Work required — State how many lines of the records contain the string "نوشت", and give no other information.

Available data —
>>
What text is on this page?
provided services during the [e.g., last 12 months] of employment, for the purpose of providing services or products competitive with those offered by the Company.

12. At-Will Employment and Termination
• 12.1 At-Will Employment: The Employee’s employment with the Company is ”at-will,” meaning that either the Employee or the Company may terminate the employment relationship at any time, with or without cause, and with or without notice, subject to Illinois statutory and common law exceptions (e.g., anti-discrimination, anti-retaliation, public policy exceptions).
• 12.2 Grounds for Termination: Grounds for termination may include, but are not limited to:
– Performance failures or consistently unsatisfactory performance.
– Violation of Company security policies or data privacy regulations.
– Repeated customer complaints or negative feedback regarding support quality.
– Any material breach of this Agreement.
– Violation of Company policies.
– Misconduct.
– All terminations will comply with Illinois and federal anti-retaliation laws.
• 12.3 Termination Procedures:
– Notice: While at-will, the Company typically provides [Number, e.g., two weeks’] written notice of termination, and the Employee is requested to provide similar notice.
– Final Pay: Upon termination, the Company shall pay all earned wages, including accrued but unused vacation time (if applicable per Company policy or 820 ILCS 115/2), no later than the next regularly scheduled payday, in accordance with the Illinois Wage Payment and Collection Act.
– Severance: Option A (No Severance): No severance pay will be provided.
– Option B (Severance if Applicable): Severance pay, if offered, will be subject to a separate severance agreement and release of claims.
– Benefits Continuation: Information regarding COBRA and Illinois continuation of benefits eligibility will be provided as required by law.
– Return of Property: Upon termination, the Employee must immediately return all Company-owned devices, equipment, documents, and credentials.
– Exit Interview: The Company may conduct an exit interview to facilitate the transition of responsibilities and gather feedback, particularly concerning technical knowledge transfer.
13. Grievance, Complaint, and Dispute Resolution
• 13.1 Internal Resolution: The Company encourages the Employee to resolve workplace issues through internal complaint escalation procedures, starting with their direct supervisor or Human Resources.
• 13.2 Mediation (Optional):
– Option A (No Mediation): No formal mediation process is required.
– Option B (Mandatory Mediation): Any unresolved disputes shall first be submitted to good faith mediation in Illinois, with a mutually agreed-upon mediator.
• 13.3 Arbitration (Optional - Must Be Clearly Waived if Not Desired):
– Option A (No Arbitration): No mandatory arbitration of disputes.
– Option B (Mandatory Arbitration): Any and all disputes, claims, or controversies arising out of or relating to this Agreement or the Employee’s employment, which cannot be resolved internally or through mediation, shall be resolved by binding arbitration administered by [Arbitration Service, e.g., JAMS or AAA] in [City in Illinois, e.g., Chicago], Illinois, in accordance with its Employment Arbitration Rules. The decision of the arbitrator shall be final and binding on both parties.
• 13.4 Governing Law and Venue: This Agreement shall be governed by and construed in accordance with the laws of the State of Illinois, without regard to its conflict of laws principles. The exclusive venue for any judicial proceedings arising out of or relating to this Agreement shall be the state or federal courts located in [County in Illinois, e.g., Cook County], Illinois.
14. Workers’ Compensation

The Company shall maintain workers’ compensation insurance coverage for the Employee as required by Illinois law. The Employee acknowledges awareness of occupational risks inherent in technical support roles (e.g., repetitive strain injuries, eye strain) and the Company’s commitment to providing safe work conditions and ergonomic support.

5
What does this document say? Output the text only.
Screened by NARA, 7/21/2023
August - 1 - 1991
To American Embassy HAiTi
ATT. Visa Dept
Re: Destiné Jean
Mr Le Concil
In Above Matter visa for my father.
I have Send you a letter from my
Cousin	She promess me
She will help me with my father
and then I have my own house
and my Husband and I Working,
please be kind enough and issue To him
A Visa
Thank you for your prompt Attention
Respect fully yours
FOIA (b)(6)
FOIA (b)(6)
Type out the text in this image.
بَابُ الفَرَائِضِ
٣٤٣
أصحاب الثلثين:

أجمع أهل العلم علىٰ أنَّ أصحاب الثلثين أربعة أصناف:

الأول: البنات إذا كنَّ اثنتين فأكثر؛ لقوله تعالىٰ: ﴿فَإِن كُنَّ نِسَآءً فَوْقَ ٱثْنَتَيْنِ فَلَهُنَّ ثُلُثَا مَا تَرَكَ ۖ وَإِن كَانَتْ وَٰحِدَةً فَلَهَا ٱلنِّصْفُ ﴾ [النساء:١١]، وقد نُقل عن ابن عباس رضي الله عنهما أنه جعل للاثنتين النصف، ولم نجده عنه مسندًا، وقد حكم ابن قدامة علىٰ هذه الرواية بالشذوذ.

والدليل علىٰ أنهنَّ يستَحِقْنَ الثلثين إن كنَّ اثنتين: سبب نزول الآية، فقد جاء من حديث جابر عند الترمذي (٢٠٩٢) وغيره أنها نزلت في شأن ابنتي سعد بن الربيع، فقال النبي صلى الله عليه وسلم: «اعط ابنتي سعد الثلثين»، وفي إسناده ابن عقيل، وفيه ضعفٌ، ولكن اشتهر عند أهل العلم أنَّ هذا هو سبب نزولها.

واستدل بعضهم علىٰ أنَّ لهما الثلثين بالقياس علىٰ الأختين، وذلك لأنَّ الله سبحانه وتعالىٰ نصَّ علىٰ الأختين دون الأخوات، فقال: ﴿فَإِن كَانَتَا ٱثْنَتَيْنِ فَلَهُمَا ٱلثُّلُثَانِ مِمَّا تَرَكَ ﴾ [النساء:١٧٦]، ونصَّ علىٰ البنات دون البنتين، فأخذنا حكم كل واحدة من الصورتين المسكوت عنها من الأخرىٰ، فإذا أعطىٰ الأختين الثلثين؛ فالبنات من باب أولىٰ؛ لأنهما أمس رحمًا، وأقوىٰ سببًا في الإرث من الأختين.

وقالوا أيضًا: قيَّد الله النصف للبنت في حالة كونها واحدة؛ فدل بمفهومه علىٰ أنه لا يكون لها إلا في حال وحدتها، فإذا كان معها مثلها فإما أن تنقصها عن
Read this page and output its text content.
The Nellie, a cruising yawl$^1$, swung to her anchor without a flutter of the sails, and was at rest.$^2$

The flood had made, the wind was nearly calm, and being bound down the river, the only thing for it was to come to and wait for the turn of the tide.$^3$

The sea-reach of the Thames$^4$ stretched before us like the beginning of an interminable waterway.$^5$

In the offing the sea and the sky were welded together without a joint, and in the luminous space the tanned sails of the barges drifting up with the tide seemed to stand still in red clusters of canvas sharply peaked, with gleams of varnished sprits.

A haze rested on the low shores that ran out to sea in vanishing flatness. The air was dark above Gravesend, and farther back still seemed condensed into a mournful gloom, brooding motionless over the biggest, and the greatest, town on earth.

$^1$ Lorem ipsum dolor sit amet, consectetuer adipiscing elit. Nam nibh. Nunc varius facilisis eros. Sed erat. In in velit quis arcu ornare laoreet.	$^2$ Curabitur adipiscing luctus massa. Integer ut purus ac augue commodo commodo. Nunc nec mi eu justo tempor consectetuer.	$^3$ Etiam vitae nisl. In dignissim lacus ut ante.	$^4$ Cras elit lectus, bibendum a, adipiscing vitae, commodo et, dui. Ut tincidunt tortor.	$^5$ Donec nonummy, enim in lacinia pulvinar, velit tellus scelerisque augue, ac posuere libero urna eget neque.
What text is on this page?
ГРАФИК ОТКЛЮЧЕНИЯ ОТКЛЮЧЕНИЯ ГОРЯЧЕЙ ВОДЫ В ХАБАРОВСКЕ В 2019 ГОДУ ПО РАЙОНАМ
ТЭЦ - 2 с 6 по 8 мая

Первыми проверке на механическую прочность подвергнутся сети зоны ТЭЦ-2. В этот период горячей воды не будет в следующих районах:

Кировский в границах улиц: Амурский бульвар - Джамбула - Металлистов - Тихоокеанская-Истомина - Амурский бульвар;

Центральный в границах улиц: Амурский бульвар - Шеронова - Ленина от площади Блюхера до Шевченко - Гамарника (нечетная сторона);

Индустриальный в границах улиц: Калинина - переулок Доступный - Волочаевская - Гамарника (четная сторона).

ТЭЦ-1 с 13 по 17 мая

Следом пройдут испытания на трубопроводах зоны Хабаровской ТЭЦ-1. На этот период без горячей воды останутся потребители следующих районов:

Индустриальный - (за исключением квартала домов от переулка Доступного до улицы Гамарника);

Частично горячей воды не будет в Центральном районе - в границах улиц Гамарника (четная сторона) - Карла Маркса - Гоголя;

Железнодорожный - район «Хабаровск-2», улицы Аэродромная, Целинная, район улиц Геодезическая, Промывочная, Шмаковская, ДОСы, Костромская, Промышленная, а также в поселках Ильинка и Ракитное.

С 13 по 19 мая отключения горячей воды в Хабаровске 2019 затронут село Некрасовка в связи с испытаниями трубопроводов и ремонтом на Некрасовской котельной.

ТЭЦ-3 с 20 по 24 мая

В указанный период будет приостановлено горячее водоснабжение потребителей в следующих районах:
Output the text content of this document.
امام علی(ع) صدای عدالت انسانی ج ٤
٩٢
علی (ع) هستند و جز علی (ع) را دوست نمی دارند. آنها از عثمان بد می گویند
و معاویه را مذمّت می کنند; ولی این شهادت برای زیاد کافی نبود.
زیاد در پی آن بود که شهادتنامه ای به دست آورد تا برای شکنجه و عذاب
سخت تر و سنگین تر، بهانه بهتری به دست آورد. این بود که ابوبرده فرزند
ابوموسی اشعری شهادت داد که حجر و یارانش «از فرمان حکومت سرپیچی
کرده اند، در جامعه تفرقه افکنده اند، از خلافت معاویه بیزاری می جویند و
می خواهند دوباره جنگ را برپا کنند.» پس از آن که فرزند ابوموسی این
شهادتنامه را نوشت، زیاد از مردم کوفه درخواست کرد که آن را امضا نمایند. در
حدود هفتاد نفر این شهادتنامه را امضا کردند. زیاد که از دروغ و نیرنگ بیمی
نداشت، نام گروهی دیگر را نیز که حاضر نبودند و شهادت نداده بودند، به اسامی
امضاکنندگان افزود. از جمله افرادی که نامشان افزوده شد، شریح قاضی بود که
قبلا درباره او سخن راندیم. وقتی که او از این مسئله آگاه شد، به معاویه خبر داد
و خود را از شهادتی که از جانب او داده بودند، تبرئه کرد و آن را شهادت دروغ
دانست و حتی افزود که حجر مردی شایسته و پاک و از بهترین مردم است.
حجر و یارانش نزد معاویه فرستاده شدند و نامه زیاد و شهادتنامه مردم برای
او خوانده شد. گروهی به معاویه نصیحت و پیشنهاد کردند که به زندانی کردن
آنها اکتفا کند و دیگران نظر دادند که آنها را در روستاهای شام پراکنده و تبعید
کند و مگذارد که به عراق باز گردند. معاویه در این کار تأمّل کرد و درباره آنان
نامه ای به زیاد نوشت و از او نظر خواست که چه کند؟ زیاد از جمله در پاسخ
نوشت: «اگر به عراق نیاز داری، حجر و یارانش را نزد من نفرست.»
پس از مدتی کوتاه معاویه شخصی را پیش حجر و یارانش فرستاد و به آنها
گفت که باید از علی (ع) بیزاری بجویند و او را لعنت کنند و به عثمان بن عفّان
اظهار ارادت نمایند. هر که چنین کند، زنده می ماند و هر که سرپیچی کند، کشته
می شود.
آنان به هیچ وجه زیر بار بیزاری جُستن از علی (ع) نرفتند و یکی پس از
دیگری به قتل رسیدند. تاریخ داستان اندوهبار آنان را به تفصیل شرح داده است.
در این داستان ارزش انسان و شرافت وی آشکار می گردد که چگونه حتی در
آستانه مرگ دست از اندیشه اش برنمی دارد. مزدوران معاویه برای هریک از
<<
Exercise output — 3